Exercise description: Search the listing below for "final". Copy each matching line.

Supplied data:
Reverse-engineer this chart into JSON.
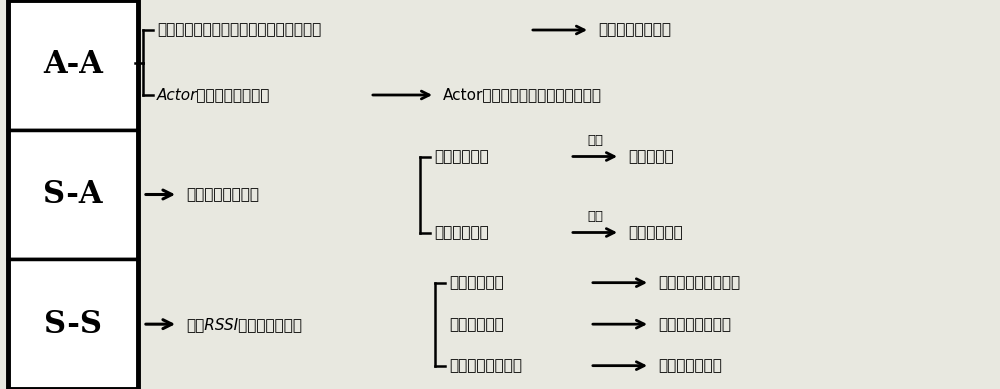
{
  "bg_color": "#e8e8e0",
  "box_color": "#ffffff",
  "figsize": [
    10.0,
    3.89
  ],
  "dpi": 100,
  "aa_line1": "基于密度算一价拍卖的实时任务分配算法",
  "aa_arrow1_label": "实现任务实时分配",
  "aa_line2": "Actor节点重新部署算法",
  "aa_arrow2_label": "Actor节点近似移动到执行区域中心",
  "sa_middle": "角度转发路由协议",
  "sa_sub1": "角度查询阶段",
  "sa_sub1_above": "生成",
  "sa_sub1_result": "单源多路径",
  "sa_sub2": "数据转发阶段",
  "sa_sub2_above": "确认",
  "sa_sub2_result": "单源最短路径",
  "ss_middle": "基于RSSI的动态分簇算法",
  "ss_sub1": "分簇形成阶段",
  "ss_sub1_result": "选出簇头和簇内节点",
  "ss_sub2": "簇内更新阶段",
  "ss_sub2_result": "簇内节点更换簇头",
  "ss_sub3": "簇头重新选举阶段",
  "ss_sub3_result": "选出新簇头节点",
  "labels": [
    "A-A",
    "S-A",
    "S-S"
  ]
}
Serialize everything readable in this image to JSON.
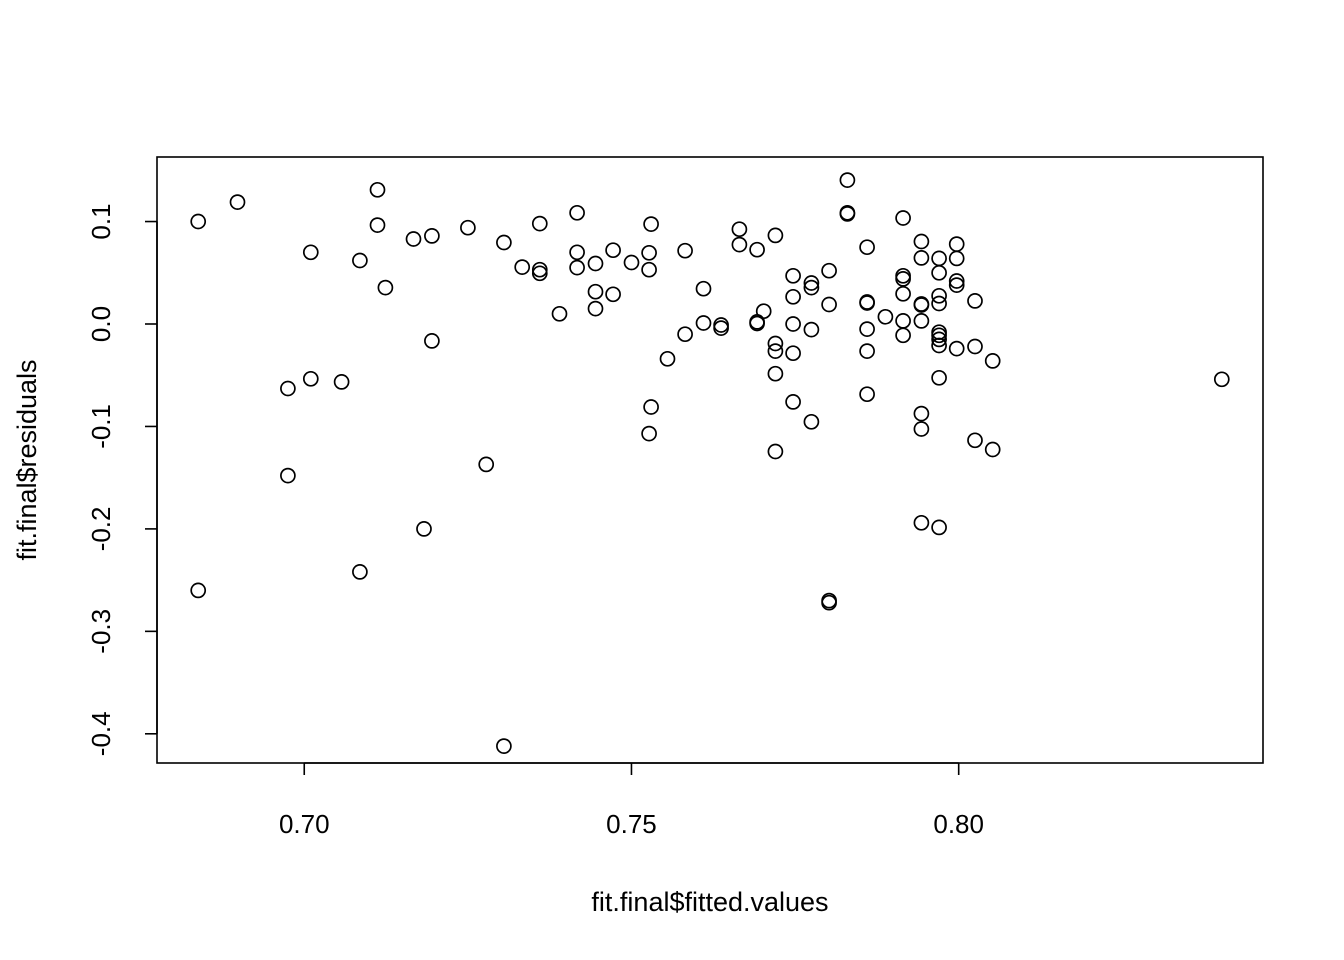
{
  "chart_data": {
    "type": "scatter",
    "title": "",
    "xlabel": "fit.final$fitted.values",
    "ylabel": "fit.final$residuals",
    "xlim": [
      0.6775,
      0.8465
    ],
    "ylim": [
      -0.4285,
      0.163
    ],
    "x_ticks": [
      0.7,
      0.75,
      0.8
    ],
    "x_tick_labels": [
      "0.70",
      "0.75",
      "0.80"
    ],
    "y_ticks": [
      -0.4,
      -0.3,
      -0.2,
      -0.1,
      0.0,
      0.1
    ],
    "y_tick_labels": [
      "-0.4",
      "-0.3",
      "-0.2",
      "-0.1",
      "0.0",
      "0.1"
    ],
    "grid": false,
    "legend": "none",
    "marker": "open-circle",
    "colors": {
      "point": "#000000",
      "frame": "#000000",
      "background": "#ffffff"
    },
    "points": [
      {
        "x": 0.6838,
        "y": 0.1
      },
      {
        "x": 0.6838,
        "y": -0.26
      },
      {
        "x": 0.6898,
        "y": 0.119
      },
      {
        "x": 0.6975,
        "y": -0.063
      },
      {
        "x": 0.6975,
        "y": -0.148
      },
      {
        "x": 0.701,
        "y": 0.07
      },
      {
        "x": 0.701,
        "y": -0.0535
      },
      {
        "x": 0.7057,
        "y": -0.0565
      },
      {
        "x": 0.7085,
        "y": 0.062
      },
      {
        "x": 0.7085,
        "y": -0.242
      },
      {
        "x": 0.7112,
        "y": 0.131
      },
      {
        "x": 0.7112,
        "y": 0.0965
      },
      {
        "x": 0.7124,
        "y": 0.0355
      },
      {
        "x": 0.7167,
        "y": 0.083
      },
      {
        "x": 0.7183,
        "y": -0.2
      },
      {
        "x": 0.7195,
        "y": 0.086
      },
      {
        "x": 0.7195,
        "y": -0.0165
      },
      {
        "x": 0.725,
        "y": 0.094
      },
      {
        "x": 0.7278,
        "y": -0.137
      },
      {
        "x": 0.7305,
        "y": 0.0795
      },
      {
        "x": 0.7305,
        "y": -0.412
      },
      {
        "x": 0.7333,
        "y": 0.0555
      },
      {
        "x": 0.736,
        "y": 0.098
      },
      {
        "x": 0.736,
        "y": 0.053
      },
      {
        "x": 0.736,
        "y": 0.0495
      },
      {
        "x": 0.739,
        "y": 0.01
      },
      {
        "x": 0.7417,
        "y": 0.1085
      },
      {
        "x": 0.7417,
        "y": 0.07
      },
      {
        "x": 0.7417,
        "y": 0.055
      },
      {
        "x": 0.7445,
        "y": 0.059
      },
      {
        "x": 0.7445,
        "y": 0.0315
      },
      {
        "x": 0.7445,
        "y": 0.015
      },
      {
        "x": 0.7472,
        "y": 0.072
      },
      {
        "x": 0.7472,
        "y": 0.029
      },
      {
        "x": 0.75,
        "y": 0.06
      },
      {
        "x": 0.7527,
        "y": 0.0695
      },
      {
        "x": 0.7527,
        "y": 0.053
      },
      {
        "x": 0.7527,
        "y": -0.107
      },
      {
        "x": 0.753,
        "y": 0.0975
      },
      {
        "x": 0.753,
        "y": -0.081
      },
      {
        "x": 0.7555,
        "y": -0.034
      },
      {
        "x": 0.7582,
        "y": 0.0715
      },
      {
        "x": 0.7582,
        "y": -0.01
      },
      {
        "x": 0.761,
        "y": 0.0345
      },
      {
        "x": 0.761,
        "y": 0.001
      },
      {
        "x": 0.7637,
        "y": -0.001
      },
      {
        "x": 0.7637,
        "y": -0.004
      },
      {
        "x": 0.7665,
        "y": 0.0925
      },
      {
        "x": 0.7665,
        "y": 0.0775
      },
      {
        "x": 0.7692,
        "y": 0.0725
      },
      {
        "x": 0.7692,
        "y": 0.002
      },
      {
        "x": 0.7692,
        "y": 0.0005
      },
      {
        "x": 0.7702,
        "y": 0.0125
      },
      {
        "x": 0.772,
        "y": 0.0865
      },
      {
        "x": 0.772,
        "y": -0.019
      },
      {
        "x": 0.772,
        "y": -0.0265
      },
      {
        "x": 0.772,
        "y": -0.0485
      },
      {
        "x": 0.772,
        "y": -0.1245
      },
      {
        "x": 0.7747,
        "y": 0.047
      },
      {
        "x": 0.7747,
        "y": 0.0265
      },
      {
        "x": 0.7747,
        "y": 0.0
      },
      {
        "x": 0.7747,
        "y": -0.0285
      },
      {
        "x": 0.7747,
        "y": -0.076
      },
      {
        "x": 0.7775,
        "y": 0.04
      },
      {
        "x": 0.7775,
        "y": 0.0355
      },
      {
        "x": 0.7775,
        "y": -0.0055
      },
      {
        "x": 0.7775,
        "y": -0.0955
      },
      {
        "x": 0.7802,
        "y": 0.052
      },
      {
        "x": 0.7802,
        "y": 0.019
      },
      {
        "x": 0.7802,
        "y": -0.27
      },
      {
        "x": 0.7802,
        "y": -0.272
      },
      {
        "x": 0.783,
        "y": 0.1405
      },
      {
        "x": 0.783,
        "y": 0.1085
      },
      {
        "x": 0.783,
        "y": 0.1075
      },
      {
        "x": 0.786,
        "y": 0.075
      },
      {
        "x": 0.786,
        "y": 0.0215
      },
      {
        "x": 0.786,
        "y": 0.0205
      },
      {
        "x": 0.786,
        "y": -0.005
      },
      {
        "x": 0.786,
        "y": -0.0265
      },
      {
        "x": 0.786,
        "y": -0.0685
      },
      {
        "x": 0.7888,
        "y": 0.007
      },
      {
        "x": 0.7915,
        "y": 0.1035
      },
      {
        "x": 0.7915,
        "y": 0.047
      },
      {
        "x": 0.7915,
        "y": 0.044
      },
      {
        "x": 0.7915,
        "y": 0.0295
      },
      {
        "x": 0.7915,
        "y": 0.003
      },
      {
        "x": 0.7915,
        "y": -0.011
      },
      {
        "x": 0.7943,
        "y": 0.0805
      },
      {
        "x": 0.7943,
        "y": 0.0645
      },
      {
        "x": 0.7943,
        "y": 0.0195
      },
      {
        "x": 0.7943,
        "y": 0.0185
      },
      {
        "x": 0.7943,
        "y": 0.003
      },
      {
        "x": 0.7943,
        "y": -0.0875
      },
      {
        "x": 0.7943,
        "y": -0.1025
      },
      {
        "x": 0.7943,
        "y": -0.194
      },
      {
        "x": 0.797,
        "y": 0.064
      },
      {
        "x": 0.797,
        "y": 0.05
      },
      {
        "x": 0.797,
        "y": 0.0275
      },
      {
        "x": 0.797,
        "y": 0.02
      },
      {
        "x": 0.797,
        "y": -0.008
      },
      {
        "x": 0.797,
        "y": -0.011
      },
      {
        "x": 0.797,
        "y": -0.015
      },
      {
        "x": 0.797,
        "y": -0.021
      },
      {
        "x": 0.797,
        "y": -0.0525
      },
      {
        "x": 0.797,
        "y": -0.1985
      },
      {
        "x": 0.7997,
        "y": 0.078
      },
      {
        "x": 0.7997,
        "y": 0.064
      },
      {
        "x": 0.7997,
        "y": 0.042
      },
      {
        "x": 0.7997,
        "y": 0.038
      },
      {
        "x": 0.7997,
        "y": -0.024
      },
      {
        "x": 0.8025,
        "y": 0.0225
      },
      {
        "x": 0.8025,
        "y": -0.022
      },
      {
        "x": 0.8025,
        "y": -0.1135
      },
      {
        "x": 0.8052,
        "y": -0.036
      },
      {
        "x": 0.8052,
        "y": -0.1225
      },
      {
        "x": 0.8402,
        "y": -0.054
      }
    ]
  }
}
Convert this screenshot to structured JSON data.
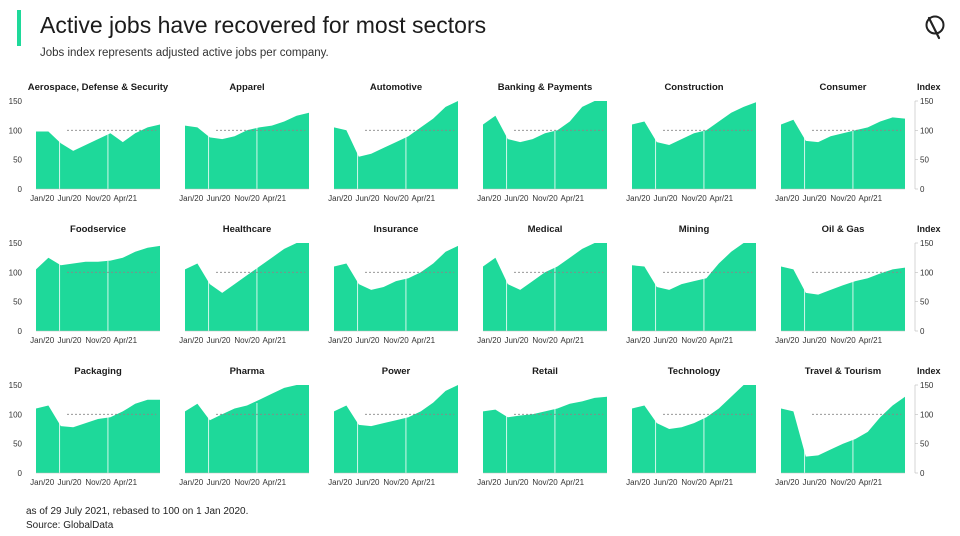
{
  "header": {
    "title": "Active jobs have recovered for most sectors",
    "subtitle": "Jobs index represents adjusted active jobs per company."
  },
  "footer": {
    "note": "as of 29 July 2021, rebased to 100 on 1 Jan 2020.",
    "source": "Source: GlobalData"
  },
  "colors": {
    "accent": "#1ed99a",
    "area": "#1ed99a",
    "reference_line": "#888888"
  },
  "chart_data": {
    "type": "area",
    "ylim": [
      0,
      150
    ],
    "yticks": [
      0,
      50,
      100,
      150
    ],
    "xlabels": [
      "Jan/20",
      "Jun/20",
      "Nov/20",
      "Apr/21"
    ],
    "right_axis_label": "Index",
    "reference_value": 100,
    "panels": [
      {
        "name": "Aerospace, Defense & Security",
        "x": [
          0,
          2,
          4,
          6,
          8,
          10,
          12,
          14,
          16,
          18,
          20
        ],
        "y": [
          98,
          98,
          78,
          65,
          75,
          85,
          95,
          80,
          95,
          105,
          110
        ]
      },
      {
        "name": "Apparel",
        "x": [
          0,
          2,
          4,
          6,
          8,
          10,
          12,
          14,
          16,
          18,
          20
        ],
        "y": [
          108,
          105,
          88,
          85,
          90,
          100,
          105,
          108,
          115,
          125,
          130
        ]
      },
      {
        "name": "Automotive",
        "x": [
          0,
          2,
          4,
          6,
          8,
          10,
          12,
          14,
          16,
          18,
          20
        ],
        "y": [
          105,
          100,
          55,
          60,
          70,
          80,
          90,
          105,
          120,
          140,
          155
        ]
      },
      {
        "name": "Banking & Payments",
        "x": [
          0,
          2,
          4,
          6,
          8,
          10,
          12,
          14,
          16,
          18,
          20
        ],
        "y": [
          110,
          125,
          85,
          80,
          85,
          95,
          100,
          115,
          140,
          155,
          155
        ]
      },
      {
        "name": "Construction",
        "x": [
          0,
          2,
          4,
          6,
          8,
          10,
          12,
          14,
          16,
          18,
          20
        ],
        "y": [
          110,
          115,
          80,
          75,
          85,
          95,
          100,
          115,
          130,
          140,
          148
        ]
      },
      {
        "name": "Consumer",
        "x": [
          0,
          2,
          4,
          6,
          8,
          10,
          12,
          14,
          16,
          18,
          20
        ],
        "y": [
          110,
          118,
          82,
          80,
          90,
          95,
          100,
          105,
          115,
          122,
          120
        ]
      },
      {
        "name": "Foodservice",
        "x": [
          0,
          2,
          4,
          6,
          8,
          10,
          12,
          14,
          16,
          18,
          20
        ],
        "y": [
          105,
          125,
          112,
          115,
          118,
          118,
          120,
          125,
          135,
          142,
          145
        ]
      },
      {
        "name": "Healthcare",
        "x": [
          0,
          2,
          4,
          6,
          8,
          10,
          12,
          14,
          16,
          18,
          20
        ],
        "y": [
          105,
          115,
          80,
          65,
          80,
          95,
          110,
          125,
          140,
          155,
          155
        ]
      },
      {
        "name": "Insurance",
        "x": [
          0,
          2,
          4,
          6,
          8,
          10,
          12,
          14,
          16,
          18,
          20
        ],
        "y": [
          110,
          115,
          80,
          70,
          75,
          85,
          90,
          100,
          115,
          135,
          145
        ]
      },
      {
        "name": "Medical",
        "x": [
          0,
          2,
          4,
          6,
          8,
          10,
          12,
          14,
          16,
          18,
          20
        ],
        "y": [
          110,
          125,
          80,
          70,
          85,
          100,
          110,
          125,
          140,
          155,
          155
        ]
      },
      {
        "name": "Mining",
        "x": [
          0,
          2,
          4,
          6,
          8,
          10,
          12,
          14,
          16,
          18,
          20
        ],
        "y": [
          112,
          110,
          75,
          70,
          80,
          85,
          90,
          115,
          135,
          150,
          155
        ]
      },
      {
        "name": "Oil & Gas",
        "x": [
          0,
          2,
          4,
          6,
          8,
          10,
          12,
          14,
          16,
          18,
          20
        ],
        "y": [
          110,
          105,
          65,
          62,
          70,
          78,
          85,
          90,
          98,
          105,
          108
        ]
      },
      {
        "name": "Packaging",
        "x": [
          0,
          2,
          4,
          6,
          8,
          10,
          12,
          14,
          16,
          18,
          20
        ],
        "y": [
          110,
          115,
          80,
          78,
          85,
          92,
          95,
          105,
          118,
          125,
          125
        ]
      },
      {
        "name": "Pharma",
        "x": [
          0,
          2,
          4,
          6,
          8,
          10,
          12,
          14,
          16,
          18,
          20
        ],
        "y": [
          105,
          118,
          90,
          100,
          110,
          115,
          125,
          135,
          145,
          155,
          155
        ]
      },
      {
        "name": "Power",
        "x": [
          0,
          2,
          4,
          6,
          8,
          10,
          12,
          14,
          16,
          18,
          20
        ],
        "y": [
          105,
          115,
          82,
          80,
          85,
          90,
          95,
          105,
          120,
          140,
          155
        ]
      },
      {
        "name": "Retail",
        "x": [
          0,
          2,
          4,
          6,
          8,
          10,
          12,
          14,
          16,
          18,
          20
        ],
        "y": [
          105,
          108,
          95,
          98,
          100,
          105,
          110,
          118,
          122,
          128,
          130
        ]
      },
      {
        "name": "Technology",
        "x": [
          0,
          2,
          4,
          6,
          8,
          10,
          12,
          14,
          16,
          18,
          20
        ],
        "y": [
          110,
          115,
          85,
          75,
          78,
          85,
          95,
          110,
          130,
          150,
          155
        ]
      },
      {
        "name": "Travel & Tourism",
        "x": [
          0,
          2,
          4,
          6,
          8,
          10,
          12,
          14,
          16,
          18,
          20
        ],
        "y": [
          110,
          105,
          28,
          30,
          40,
          50,
          58,
          70,
          95,
          115,
          130
        ]
      }
    ]
  }
}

Response for this exercise:
    "xlabel": "fit.final$fitted.values",
    "ylabel": "fit.final$residuals",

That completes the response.